Material shown:
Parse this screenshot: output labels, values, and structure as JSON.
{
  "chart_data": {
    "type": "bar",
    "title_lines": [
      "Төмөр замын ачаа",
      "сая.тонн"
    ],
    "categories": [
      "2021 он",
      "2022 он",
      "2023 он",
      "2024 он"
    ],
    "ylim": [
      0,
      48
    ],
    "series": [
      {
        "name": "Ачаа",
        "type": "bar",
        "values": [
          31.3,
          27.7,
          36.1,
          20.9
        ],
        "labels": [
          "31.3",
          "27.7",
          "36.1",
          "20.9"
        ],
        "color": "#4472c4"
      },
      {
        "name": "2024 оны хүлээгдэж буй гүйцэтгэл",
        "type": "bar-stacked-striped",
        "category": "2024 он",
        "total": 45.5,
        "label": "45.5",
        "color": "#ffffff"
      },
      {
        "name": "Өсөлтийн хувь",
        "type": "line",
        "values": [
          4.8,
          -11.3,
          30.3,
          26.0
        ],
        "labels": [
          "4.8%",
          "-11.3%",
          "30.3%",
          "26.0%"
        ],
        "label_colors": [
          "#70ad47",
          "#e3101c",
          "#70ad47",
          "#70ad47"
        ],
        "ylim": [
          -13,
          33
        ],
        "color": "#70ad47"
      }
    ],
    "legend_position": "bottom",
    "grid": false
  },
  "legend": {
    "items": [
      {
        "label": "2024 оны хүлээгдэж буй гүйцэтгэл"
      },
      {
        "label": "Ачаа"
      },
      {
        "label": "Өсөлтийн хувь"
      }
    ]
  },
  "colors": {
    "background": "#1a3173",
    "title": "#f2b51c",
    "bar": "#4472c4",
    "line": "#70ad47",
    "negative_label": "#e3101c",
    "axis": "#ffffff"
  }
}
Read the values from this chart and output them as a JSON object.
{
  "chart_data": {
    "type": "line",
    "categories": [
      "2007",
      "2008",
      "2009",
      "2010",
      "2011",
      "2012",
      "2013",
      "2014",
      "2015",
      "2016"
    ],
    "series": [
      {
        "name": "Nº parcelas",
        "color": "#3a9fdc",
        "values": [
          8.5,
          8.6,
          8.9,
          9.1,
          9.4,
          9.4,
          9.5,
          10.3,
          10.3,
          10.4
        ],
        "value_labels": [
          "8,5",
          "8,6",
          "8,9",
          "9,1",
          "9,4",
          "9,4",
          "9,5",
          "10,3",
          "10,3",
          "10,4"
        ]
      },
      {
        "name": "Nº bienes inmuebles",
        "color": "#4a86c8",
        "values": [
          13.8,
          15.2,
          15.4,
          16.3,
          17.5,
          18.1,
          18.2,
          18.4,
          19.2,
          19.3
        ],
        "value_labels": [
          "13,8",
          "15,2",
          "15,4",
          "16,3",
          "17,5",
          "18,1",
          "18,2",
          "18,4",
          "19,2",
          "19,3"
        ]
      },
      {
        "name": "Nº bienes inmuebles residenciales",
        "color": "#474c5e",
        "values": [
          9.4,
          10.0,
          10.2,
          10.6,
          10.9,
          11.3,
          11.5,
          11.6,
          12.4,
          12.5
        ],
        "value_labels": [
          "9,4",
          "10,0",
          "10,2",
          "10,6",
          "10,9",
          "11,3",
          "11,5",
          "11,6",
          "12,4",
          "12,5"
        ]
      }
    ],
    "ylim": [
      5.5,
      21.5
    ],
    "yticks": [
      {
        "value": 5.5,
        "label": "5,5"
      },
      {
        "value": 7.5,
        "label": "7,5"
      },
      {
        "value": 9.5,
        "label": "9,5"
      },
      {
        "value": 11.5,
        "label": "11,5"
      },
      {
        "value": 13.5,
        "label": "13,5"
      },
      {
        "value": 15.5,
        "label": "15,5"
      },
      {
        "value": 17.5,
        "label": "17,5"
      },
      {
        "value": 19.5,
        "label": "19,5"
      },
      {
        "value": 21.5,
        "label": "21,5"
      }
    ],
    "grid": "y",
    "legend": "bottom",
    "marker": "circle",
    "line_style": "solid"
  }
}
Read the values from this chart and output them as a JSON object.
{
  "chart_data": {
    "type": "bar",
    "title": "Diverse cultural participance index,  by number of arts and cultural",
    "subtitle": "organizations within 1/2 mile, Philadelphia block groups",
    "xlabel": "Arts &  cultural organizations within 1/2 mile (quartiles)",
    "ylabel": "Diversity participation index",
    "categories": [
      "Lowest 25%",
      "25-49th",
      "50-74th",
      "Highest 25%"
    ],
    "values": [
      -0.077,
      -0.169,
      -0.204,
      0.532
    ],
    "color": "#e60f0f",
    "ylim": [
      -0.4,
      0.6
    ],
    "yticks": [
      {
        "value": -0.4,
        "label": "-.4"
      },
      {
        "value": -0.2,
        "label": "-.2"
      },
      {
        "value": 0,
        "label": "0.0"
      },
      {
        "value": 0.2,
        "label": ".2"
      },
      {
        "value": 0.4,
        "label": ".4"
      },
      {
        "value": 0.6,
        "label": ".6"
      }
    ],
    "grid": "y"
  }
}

Task directions: Copy every line of the records word for word.

Response below:
Parse this screenshot: output labels, values, and structure as JSON.
{
  "chart_data": {
    "type": "bar",
    "title_lines": [
      "Төмөр замын ачаа",
      "сая.тонн"
    ],
    "categories": [
      "2021 он",
      "2022 он",
      "2023 он",
      "2024 он"
    ],
    "ylim": [
      0,
      48
    ],
    "series": [
      {
        "name": "Ачаа",
        "type": "bar",
        "values": [
          31.3,
          27.7,
          36.1,
          20.9
        ],
        "labels": [
          "31.3",
          "27.7",
          "36.1",
          "20.9"
        ],
        "color": "#4472c4"
      },
      {
        "name": "2024 оны хүлээгдэж буй гүйцэтгэл",
        "type": "bar-stacked-striped",
        "category": "2024 он",
        "total": 45.5,
        "label": "45.5",
        "color": "#ffffff"
      },
      {
        "name": "Өсөлтийн хувь",
        "type": "line",
        "values": [
          4.8,
          -11.3,
          30.3,
          26.0
        ],
        "labels": [
          "4.8%",
          "-11.3%",
          "30.3%",
          "26.0%"
        ],
        "label_colors": [
          "#70ad47",
          "#e3101c",
          "#70ad47",
          "#70ad47"
        ],
        "ylim": [
          -13,
          33
        ],
        "color": "#70ad47"
      }
    ],
    "legend_position": "bottom",
    "grid": false
  },
  "legend": {
    "items": [
      {
        "label": "2024 оны хүлээгдэж буй гүйцэтгэл"
      },
      {
        "label": "Ачаа"
      },
      {
        "label": "Өсөлтийн хувь"
      }
    ]
  },
  "colors": {
    "background": "#1a3173",
    "title": "#f2b51c",
    "bar": "#4472c4",
    "line": "#70ad47",
    "negative_label": "#e3101c",
    "axis": "#ffffff"
  }
}
Read the values from this chart and output them as a JSON object.
{
  "chart_data": {
    "type": "line",
    "categories": [
      "2007",
      "2008",
      "2009",
      "2010",
      "2011",
      "2012",
      "2013",
      "2014",
      "2015",
      "2016"
    ],
    "series": [
      {
        "name": "Nº parcelas",
        "color": "#3a9fdc",
        "values": [
          8.5,
          8.6,
          8.9,
          9.1,
          9.4,
          9.4,
          9.5,
          10.3,
          10.3,
          10.4
        ],
        "value_labels": [
          "8,5",
          "8,6",
          "8,9",
          "9,1",
          "9,4",
          "9,4",
          "9,5",
          "10,3",
          "10,3",
          "10,4"
        ]
      },
      {
        "name": "Nº bienes inmuebles",
        "color": "#4a86c8",
        "values": [
          13.8,
          15.2,
          15.4,
          16.3,
          17.5,
          18.1,
          18.2,
          18.4,
          19.2,
          19.3
        ],
        "value_labels": [
          "13,8",
          "15,2",
          "15,4",
          "16,3",
          "17,5",
          "18,1",
          "18,2",
          "18,4",
          "19,2",
          "19,3"
        ]
      },
      {
        "name": "Nº bienes inmuebles residenciales",
        "color": "#474c5e",
        "values": [
          9.4,
          10.0,
          10.2,
          10.6,
          10.9,
          11.3,
          11.5,
          11.6,
          12.4,
          12.5
        ],
        "value_labels": [
          "9,4",
          "10,0",
          "10,2",
          "10,6",
          "10,9",
          "11,3",
          "11,5",
          "11,6",
          "12,4",
          "12,5"
        ]
      }
    ],
    "ylim": [
      5.5,
      21.5
    ],
    "yticks": [
      {
        "value": 5.5,
        "label": "5,5"
      },
      {
        "value": 7.5,
        "label": "7,5"
      },
      {
        "value": 9.5,
        "label": "9,5"
      },
      {
        "value": 11.5,
        "label": "11,5"
      },
      {
        "value": 13.5,
        "label": "13,5"
      },
      {
        "value": 15.5,
        "label": "15,5"
      },
      {
        "value": 17.5,
        "label": "17,5"
      },
      {
        "value": 19.5,
        "label": "19,5"
      },
      {
        "value": 21.5,
        "label": "21,5"
      }
    ],
    "grid": "y",
    "legend": "bottom",
    "marker": "circle",
    "line_style": "solid"
  }
}
Read the values from this chart and output them as a JSON object.
{
  "chart_data": {
    "type": "bar",
    "title": "Diverse cultural participance index,  by number of arts and cultural",
    "subtitle": "organizations within 1/2 mile, Philadelphia block groups",
    "xlabel": "Arts &  cultural organizations within 1/2 mile (quartiles)",
    "ylabel": "Diversity participation index",
    "categories": [
      "Lowest 25%",
      "25-49th",
      "50-74th",
      "Highest 25%"
    ],
    "values": [
      -0.077,
      -0.169,
      -0.204,
      0.532
    ],
    "color": "#e60f0f",
    "ylim": [
      -0.4,
      0.6
    ],
    "yticks": [
      {
        "value": -0.4,
        "label": "-.4"
      },
      {
        "value": -0.2,
        "label": "-.2"
      },
      {
        "value": 0,
        "label": "0.0"
      },
      {
        "value": 0.2,
        "label": ".2"
      },
      {
        "value": 0.4,
        "label": ".4"
      },
      {
        "value": 0.6,
        "label": ".6"
      }
    ],
    "grid": "y"
  }
}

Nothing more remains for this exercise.